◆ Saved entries
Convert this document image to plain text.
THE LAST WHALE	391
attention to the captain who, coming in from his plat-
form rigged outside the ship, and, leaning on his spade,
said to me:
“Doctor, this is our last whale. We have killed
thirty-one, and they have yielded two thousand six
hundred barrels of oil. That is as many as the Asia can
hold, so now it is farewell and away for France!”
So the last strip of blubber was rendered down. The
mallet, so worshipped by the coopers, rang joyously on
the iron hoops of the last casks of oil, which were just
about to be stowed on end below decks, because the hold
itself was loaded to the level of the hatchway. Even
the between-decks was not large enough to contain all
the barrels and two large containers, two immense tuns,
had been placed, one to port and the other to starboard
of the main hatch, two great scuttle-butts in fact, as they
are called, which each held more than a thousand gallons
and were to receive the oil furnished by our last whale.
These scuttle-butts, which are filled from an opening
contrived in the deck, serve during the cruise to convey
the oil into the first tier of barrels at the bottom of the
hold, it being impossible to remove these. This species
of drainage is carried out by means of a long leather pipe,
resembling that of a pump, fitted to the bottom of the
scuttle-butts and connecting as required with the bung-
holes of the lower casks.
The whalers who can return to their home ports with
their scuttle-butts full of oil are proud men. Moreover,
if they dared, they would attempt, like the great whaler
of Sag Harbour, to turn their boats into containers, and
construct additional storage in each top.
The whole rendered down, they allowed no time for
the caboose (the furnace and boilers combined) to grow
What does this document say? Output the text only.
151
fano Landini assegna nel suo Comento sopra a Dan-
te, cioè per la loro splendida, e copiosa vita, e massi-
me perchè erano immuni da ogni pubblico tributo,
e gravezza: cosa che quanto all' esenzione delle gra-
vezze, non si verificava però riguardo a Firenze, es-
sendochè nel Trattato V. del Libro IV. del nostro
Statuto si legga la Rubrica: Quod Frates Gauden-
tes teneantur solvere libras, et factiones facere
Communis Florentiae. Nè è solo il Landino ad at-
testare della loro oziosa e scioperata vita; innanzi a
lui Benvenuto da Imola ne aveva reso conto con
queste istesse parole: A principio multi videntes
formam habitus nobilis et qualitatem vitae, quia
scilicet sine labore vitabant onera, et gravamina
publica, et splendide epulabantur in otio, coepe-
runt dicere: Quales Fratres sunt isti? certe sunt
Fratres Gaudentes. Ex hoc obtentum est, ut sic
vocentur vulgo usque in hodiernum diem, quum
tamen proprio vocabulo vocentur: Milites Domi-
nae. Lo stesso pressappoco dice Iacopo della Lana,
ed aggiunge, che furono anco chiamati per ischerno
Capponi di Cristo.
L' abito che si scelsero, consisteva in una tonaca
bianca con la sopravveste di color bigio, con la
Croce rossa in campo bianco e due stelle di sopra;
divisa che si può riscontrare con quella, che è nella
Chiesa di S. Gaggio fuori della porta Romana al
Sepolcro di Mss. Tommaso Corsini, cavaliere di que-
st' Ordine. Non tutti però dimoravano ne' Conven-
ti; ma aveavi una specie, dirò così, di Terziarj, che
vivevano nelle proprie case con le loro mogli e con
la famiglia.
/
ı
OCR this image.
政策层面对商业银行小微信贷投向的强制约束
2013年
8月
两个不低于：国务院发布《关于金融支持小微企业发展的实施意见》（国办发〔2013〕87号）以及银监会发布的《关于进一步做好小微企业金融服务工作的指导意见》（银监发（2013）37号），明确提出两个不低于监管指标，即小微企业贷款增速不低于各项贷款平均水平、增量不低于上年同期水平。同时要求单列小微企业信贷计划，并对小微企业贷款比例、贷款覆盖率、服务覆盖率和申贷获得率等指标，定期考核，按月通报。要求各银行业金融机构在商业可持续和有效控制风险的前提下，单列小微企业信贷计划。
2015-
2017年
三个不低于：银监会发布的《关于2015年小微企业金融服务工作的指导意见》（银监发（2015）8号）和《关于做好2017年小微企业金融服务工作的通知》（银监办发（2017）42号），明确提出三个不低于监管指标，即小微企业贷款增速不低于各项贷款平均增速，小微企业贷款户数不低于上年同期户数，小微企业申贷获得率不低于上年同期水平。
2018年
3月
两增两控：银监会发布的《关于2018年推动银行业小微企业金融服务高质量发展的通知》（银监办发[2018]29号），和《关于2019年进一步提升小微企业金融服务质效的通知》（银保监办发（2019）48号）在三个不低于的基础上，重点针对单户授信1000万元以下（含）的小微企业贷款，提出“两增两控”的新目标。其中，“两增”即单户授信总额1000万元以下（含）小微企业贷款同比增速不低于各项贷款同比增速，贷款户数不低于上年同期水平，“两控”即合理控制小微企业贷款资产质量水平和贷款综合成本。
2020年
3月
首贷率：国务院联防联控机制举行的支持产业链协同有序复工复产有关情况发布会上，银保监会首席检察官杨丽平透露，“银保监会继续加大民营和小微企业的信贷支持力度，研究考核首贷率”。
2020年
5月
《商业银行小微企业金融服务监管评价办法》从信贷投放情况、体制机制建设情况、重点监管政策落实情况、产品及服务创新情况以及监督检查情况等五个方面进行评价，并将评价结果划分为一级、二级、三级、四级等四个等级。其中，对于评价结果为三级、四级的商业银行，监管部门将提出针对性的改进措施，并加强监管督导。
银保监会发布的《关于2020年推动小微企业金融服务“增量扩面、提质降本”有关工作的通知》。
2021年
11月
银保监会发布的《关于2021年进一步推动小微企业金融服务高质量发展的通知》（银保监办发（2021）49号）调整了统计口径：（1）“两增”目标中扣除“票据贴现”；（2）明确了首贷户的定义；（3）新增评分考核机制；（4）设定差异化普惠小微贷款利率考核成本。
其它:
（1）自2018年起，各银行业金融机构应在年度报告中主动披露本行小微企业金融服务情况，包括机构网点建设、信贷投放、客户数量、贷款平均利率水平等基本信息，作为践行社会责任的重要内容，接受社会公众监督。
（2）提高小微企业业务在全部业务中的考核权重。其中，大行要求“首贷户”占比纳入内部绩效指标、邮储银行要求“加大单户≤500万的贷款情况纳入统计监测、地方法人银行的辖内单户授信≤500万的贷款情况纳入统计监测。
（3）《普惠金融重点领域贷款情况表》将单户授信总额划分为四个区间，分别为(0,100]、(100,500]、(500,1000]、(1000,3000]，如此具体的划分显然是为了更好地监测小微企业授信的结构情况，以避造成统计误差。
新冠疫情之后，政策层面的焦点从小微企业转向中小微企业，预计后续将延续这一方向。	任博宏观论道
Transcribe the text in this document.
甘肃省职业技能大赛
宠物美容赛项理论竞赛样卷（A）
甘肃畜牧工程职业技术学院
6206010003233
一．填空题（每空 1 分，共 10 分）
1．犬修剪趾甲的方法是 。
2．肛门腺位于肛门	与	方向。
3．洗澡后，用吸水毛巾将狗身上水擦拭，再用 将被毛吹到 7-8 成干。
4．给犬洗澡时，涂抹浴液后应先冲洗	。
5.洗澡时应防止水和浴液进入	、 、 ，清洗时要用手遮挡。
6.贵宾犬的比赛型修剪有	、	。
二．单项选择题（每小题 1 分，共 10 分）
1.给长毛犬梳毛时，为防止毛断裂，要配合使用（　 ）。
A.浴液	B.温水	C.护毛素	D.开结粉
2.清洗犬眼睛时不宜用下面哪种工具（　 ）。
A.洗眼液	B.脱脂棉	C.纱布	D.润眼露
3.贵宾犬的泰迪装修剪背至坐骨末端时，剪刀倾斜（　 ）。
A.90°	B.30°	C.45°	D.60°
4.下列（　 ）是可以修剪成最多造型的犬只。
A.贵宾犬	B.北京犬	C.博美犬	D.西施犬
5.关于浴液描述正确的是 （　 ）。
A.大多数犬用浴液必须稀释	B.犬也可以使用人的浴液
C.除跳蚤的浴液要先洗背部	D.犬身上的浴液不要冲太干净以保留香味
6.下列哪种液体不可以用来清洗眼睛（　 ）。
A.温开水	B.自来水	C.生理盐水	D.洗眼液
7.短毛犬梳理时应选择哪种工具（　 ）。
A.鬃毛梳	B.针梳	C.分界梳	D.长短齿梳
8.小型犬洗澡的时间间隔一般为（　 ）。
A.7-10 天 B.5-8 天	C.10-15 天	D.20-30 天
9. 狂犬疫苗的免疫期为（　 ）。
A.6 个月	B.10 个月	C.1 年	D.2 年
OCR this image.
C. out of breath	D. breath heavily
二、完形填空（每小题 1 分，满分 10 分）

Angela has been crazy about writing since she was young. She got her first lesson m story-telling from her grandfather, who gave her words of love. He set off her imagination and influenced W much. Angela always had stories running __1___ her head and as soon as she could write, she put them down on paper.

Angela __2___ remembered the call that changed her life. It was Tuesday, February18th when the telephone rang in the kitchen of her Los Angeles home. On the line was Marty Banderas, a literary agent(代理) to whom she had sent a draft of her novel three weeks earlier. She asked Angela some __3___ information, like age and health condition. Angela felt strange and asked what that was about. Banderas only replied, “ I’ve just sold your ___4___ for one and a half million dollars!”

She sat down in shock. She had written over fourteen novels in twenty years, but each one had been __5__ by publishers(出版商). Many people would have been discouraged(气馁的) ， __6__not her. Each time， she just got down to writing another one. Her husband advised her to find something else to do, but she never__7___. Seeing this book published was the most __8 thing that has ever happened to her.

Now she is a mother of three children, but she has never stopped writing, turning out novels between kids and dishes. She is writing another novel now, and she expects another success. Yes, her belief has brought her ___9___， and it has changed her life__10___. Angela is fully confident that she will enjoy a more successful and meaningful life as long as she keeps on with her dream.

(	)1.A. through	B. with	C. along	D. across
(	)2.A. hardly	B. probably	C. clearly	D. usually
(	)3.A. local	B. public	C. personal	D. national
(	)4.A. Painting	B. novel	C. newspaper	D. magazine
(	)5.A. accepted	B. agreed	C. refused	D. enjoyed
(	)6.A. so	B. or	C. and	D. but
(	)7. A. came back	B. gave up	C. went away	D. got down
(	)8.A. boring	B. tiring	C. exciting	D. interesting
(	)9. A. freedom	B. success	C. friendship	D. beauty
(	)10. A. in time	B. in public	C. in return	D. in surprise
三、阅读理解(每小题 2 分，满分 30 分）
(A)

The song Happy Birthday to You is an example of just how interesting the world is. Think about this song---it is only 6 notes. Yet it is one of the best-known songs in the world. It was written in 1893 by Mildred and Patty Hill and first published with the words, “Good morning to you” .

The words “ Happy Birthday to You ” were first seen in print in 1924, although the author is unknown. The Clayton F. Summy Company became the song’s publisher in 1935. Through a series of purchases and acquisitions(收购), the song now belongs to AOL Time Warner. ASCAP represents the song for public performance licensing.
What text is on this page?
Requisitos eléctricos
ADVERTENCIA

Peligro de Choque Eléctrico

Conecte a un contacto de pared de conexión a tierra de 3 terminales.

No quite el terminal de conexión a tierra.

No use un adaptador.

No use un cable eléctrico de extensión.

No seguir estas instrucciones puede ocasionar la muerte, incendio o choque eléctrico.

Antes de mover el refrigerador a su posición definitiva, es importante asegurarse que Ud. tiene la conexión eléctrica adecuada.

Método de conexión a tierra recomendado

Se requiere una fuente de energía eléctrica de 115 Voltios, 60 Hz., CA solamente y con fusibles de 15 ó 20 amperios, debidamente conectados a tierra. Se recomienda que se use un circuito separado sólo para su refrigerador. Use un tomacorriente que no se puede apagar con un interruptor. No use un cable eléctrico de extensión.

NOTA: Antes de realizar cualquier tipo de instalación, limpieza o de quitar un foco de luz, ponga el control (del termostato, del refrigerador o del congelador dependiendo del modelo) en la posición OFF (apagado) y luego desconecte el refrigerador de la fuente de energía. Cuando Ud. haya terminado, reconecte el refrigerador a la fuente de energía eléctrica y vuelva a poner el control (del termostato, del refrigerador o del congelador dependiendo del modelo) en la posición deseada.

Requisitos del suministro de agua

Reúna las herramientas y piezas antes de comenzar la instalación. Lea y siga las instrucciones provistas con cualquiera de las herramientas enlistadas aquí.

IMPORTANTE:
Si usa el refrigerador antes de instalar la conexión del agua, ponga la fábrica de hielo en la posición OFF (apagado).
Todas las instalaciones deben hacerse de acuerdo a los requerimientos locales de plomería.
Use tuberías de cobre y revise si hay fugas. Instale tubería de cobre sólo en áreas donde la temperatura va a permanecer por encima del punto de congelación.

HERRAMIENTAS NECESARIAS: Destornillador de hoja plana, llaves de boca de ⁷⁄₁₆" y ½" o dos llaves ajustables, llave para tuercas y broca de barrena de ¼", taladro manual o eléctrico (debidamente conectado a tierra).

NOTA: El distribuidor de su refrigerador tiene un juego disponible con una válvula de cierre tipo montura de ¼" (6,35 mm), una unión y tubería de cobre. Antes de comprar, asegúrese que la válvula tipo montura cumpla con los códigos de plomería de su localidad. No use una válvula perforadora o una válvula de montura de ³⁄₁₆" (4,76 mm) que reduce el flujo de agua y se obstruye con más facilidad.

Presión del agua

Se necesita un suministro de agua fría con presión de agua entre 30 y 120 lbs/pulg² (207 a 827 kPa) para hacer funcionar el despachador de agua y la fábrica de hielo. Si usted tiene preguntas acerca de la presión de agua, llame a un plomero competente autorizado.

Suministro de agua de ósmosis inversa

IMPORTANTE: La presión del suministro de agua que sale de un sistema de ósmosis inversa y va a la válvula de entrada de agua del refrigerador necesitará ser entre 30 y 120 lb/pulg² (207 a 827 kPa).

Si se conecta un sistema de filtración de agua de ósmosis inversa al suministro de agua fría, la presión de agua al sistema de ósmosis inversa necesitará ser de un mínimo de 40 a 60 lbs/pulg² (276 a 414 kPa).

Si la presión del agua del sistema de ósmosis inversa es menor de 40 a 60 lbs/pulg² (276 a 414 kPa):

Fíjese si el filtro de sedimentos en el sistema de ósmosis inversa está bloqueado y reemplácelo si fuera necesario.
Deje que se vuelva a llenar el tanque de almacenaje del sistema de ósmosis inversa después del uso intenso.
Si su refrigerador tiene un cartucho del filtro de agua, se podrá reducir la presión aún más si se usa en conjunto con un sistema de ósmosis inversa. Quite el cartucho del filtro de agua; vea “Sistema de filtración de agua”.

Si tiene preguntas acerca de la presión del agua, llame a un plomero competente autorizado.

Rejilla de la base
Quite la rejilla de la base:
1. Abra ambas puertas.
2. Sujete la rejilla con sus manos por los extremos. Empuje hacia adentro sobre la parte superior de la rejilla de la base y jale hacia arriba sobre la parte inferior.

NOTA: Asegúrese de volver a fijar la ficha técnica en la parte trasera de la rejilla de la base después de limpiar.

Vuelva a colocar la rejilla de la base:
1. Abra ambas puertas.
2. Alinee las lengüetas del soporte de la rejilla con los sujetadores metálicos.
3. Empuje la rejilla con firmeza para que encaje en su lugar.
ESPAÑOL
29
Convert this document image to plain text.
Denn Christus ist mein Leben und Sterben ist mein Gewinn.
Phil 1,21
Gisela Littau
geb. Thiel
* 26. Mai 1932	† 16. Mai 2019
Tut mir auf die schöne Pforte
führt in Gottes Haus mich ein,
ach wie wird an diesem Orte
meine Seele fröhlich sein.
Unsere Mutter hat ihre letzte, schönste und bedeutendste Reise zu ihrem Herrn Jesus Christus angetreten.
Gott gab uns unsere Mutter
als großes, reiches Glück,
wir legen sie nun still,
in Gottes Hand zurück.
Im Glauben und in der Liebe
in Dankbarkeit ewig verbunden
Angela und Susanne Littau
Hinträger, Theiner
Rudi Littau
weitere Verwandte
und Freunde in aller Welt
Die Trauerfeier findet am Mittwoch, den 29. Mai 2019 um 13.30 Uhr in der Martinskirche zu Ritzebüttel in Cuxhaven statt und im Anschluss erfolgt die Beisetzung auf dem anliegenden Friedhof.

◆ WHAT NEEDS TO BE DONE
Where does the word "después" appear? Return each line that holds it.

◆ THE SOLUTION
Deje que se vuelva a llenar el tanque de almacenaje del sistema de ósmosis inversa después del uso intenso.
NOTA: Asegúrese de volver a fijar la ficha técnica en la parte trasera de la rejilla de la base después de limpiar.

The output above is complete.